Given request: Look through the records below and collect all lines that hold the string "xlabel".

Figure contents as structured data:
⁂
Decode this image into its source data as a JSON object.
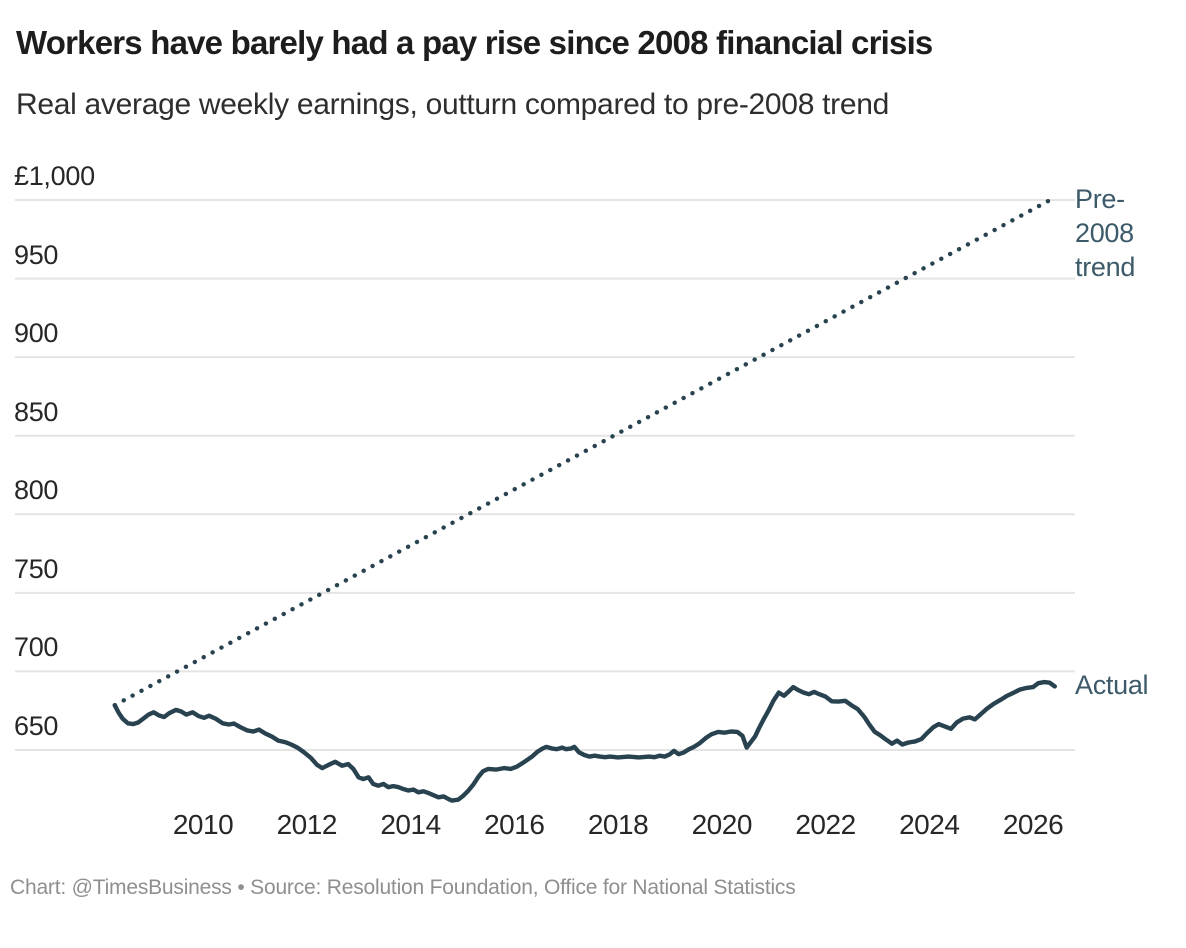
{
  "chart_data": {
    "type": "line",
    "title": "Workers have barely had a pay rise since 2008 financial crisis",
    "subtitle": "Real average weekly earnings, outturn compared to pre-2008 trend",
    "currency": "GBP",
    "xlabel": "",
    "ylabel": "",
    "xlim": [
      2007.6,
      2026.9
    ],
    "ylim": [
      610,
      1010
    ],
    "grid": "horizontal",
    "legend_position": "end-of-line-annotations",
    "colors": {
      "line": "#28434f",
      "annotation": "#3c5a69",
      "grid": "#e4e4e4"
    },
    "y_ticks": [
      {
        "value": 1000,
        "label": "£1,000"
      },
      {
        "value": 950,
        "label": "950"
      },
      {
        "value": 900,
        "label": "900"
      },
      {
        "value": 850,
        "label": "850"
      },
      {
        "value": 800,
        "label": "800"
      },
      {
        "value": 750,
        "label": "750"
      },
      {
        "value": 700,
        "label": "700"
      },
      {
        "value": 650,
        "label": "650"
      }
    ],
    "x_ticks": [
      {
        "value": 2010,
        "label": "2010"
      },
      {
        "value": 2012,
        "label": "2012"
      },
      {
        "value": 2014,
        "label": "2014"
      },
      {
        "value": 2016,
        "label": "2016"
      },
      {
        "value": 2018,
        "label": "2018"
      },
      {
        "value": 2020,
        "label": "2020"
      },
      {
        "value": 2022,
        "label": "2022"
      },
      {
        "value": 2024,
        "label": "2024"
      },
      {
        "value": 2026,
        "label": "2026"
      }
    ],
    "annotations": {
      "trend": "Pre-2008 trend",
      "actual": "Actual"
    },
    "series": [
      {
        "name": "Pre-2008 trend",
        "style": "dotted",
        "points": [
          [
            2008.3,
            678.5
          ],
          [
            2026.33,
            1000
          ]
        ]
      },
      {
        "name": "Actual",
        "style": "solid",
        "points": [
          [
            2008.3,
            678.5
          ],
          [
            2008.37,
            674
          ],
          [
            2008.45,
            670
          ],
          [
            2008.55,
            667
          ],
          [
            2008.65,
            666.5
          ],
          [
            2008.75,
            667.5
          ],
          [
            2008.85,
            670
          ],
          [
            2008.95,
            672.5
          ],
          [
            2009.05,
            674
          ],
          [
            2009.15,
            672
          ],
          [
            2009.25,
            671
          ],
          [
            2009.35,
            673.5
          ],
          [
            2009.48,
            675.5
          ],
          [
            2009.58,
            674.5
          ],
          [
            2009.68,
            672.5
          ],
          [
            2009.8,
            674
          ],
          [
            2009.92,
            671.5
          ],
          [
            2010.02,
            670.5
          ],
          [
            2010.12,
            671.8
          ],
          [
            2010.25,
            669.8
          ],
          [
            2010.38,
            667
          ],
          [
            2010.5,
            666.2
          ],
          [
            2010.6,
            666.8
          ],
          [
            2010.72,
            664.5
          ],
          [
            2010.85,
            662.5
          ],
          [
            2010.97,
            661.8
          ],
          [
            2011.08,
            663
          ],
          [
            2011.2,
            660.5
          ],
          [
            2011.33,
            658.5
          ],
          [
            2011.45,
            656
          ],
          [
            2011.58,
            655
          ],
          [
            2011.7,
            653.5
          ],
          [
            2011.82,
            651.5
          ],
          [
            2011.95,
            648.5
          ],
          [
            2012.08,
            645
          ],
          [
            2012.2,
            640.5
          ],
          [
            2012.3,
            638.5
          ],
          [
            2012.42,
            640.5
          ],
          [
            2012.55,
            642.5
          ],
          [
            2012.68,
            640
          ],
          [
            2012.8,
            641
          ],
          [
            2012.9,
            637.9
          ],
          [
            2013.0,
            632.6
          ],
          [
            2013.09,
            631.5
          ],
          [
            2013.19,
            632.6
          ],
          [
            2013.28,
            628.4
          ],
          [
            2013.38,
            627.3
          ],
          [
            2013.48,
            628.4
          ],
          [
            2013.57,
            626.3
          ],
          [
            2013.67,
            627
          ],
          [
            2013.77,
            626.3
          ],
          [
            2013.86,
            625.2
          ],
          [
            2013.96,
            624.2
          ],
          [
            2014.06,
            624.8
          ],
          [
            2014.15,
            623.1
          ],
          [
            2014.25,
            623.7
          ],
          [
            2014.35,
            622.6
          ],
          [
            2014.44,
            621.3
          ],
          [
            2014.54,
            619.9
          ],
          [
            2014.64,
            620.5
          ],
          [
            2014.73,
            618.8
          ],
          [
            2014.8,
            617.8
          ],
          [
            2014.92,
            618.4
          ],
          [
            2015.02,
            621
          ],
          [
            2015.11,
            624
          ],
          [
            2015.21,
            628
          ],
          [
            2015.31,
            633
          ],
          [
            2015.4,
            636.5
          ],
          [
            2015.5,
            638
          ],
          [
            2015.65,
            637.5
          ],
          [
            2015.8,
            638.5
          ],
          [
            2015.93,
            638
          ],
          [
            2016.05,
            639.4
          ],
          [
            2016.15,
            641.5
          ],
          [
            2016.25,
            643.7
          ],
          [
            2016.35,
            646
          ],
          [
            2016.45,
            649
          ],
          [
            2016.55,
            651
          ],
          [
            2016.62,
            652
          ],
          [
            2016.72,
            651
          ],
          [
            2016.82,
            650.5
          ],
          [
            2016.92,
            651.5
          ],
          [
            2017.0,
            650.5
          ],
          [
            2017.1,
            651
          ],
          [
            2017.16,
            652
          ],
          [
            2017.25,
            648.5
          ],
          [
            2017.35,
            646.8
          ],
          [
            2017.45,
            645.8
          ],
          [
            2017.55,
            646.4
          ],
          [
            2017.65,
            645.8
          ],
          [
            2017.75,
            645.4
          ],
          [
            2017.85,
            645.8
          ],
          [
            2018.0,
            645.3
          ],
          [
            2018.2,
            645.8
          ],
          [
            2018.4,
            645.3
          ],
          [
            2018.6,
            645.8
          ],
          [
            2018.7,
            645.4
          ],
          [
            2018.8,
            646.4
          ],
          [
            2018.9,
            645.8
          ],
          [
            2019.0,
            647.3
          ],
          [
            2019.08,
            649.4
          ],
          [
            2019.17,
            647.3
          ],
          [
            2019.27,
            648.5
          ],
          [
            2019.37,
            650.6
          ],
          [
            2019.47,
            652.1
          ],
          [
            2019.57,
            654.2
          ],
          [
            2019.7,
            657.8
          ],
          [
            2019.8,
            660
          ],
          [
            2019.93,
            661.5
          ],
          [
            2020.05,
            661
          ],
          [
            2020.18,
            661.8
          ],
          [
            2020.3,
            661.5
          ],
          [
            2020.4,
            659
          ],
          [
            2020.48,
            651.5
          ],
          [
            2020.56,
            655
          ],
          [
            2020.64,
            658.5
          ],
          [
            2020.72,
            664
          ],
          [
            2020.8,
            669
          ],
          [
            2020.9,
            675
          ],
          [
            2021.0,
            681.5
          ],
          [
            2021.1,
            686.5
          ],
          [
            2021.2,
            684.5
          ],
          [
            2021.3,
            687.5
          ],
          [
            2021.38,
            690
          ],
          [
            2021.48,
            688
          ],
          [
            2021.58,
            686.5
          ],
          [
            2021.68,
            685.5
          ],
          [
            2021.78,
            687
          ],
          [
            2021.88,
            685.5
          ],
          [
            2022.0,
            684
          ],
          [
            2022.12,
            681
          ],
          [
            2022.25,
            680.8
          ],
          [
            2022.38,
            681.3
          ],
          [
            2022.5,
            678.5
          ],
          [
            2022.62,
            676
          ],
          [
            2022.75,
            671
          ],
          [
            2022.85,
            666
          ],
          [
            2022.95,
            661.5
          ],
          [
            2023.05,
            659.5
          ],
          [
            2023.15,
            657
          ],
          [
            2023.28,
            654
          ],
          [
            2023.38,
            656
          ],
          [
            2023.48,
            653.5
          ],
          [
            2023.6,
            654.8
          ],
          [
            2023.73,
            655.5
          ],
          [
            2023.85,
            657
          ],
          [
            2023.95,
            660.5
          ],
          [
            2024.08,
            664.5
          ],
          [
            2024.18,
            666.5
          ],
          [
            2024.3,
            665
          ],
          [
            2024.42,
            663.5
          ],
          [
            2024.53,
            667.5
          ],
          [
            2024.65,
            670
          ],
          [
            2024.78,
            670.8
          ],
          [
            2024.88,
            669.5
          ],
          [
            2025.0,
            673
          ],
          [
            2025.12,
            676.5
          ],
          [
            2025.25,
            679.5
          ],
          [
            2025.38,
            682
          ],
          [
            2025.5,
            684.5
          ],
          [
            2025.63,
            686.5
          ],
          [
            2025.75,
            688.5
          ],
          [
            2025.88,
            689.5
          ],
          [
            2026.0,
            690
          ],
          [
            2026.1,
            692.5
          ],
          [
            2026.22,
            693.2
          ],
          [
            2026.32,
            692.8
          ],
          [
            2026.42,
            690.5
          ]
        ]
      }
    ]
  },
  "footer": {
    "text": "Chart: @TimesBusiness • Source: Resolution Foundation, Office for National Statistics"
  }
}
⁂
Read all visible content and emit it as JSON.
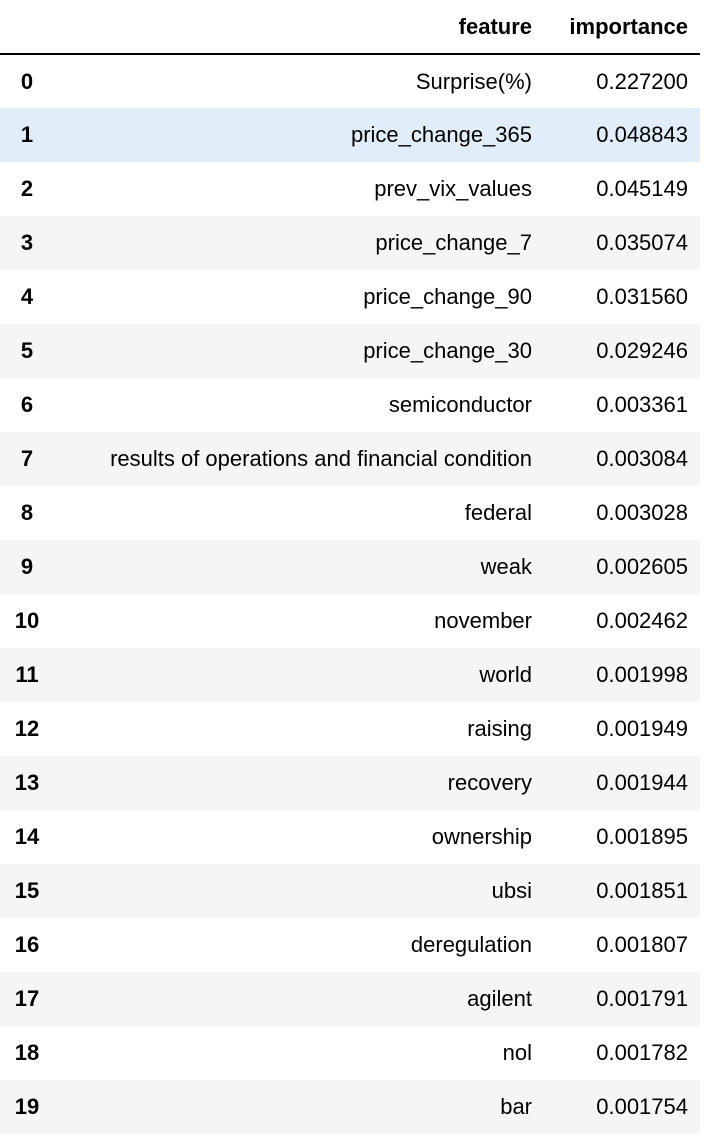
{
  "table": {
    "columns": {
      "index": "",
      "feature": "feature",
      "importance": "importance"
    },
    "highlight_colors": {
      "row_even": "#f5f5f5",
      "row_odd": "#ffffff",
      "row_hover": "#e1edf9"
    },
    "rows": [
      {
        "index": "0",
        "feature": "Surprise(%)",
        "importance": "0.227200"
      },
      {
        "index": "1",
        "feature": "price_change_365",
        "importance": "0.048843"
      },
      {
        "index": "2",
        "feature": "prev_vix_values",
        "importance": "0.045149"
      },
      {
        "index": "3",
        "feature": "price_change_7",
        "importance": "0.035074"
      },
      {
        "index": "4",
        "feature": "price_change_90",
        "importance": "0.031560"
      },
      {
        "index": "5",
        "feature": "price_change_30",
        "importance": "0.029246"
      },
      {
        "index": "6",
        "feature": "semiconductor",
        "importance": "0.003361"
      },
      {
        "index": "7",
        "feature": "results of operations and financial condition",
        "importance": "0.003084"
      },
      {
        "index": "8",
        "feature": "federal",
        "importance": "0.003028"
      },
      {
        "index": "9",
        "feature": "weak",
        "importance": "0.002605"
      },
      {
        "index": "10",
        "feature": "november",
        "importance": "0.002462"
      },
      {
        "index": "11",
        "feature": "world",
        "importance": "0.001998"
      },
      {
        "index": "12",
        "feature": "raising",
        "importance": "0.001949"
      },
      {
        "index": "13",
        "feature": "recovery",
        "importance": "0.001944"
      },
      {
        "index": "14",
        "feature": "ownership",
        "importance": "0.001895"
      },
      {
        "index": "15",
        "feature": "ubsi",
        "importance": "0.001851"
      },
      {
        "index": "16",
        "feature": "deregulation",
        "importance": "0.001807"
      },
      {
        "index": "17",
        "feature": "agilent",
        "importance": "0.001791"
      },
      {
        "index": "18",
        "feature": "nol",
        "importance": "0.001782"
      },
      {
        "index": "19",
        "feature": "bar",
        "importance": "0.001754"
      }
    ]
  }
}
⁂
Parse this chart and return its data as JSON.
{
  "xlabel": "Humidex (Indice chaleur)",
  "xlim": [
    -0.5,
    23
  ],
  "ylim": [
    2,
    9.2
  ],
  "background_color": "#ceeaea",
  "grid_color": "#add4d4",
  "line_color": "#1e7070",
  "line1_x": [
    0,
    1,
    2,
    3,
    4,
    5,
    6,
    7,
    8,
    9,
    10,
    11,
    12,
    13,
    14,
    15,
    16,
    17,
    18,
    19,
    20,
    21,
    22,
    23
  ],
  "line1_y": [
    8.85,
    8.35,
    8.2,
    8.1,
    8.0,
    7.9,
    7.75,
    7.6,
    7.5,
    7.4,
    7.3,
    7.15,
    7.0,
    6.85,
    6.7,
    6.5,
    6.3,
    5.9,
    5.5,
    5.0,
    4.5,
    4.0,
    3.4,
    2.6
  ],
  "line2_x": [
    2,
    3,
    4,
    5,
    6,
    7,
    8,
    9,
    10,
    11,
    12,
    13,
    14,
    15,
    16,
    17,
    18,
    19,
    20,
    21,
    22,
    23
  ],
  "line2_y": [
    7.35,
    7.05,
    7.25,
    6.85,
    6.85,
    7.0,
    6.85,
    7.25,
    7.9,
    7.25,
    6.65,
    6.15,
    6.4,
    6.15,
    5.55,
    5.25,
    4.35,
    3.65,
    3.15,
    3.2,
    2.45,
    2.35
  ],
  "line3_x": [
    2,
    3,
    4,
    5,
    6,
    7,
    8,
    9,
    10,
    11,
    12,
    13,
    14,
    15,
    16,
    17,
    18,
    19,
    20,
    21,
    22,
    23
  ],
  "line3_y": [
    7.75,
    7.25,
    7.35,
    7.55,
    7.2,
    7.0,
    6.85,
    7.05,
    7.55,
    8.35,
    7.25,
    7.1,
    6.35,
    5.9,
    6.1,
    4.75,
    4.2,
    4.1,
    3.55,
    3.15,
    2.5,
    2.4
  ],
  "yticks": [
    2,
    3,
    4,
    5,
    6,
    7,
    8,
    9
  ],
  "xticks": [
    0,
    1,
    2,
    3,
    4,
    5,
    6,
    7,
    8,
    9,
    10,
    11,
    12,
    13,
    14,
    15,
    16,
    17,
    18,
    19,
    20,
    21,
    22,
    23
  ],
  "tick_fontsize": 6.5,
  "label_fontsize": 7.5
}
⁂
Solution for this task:
    "xlabel": "",
  "xlabel": "Humidex (Indice chaleur)",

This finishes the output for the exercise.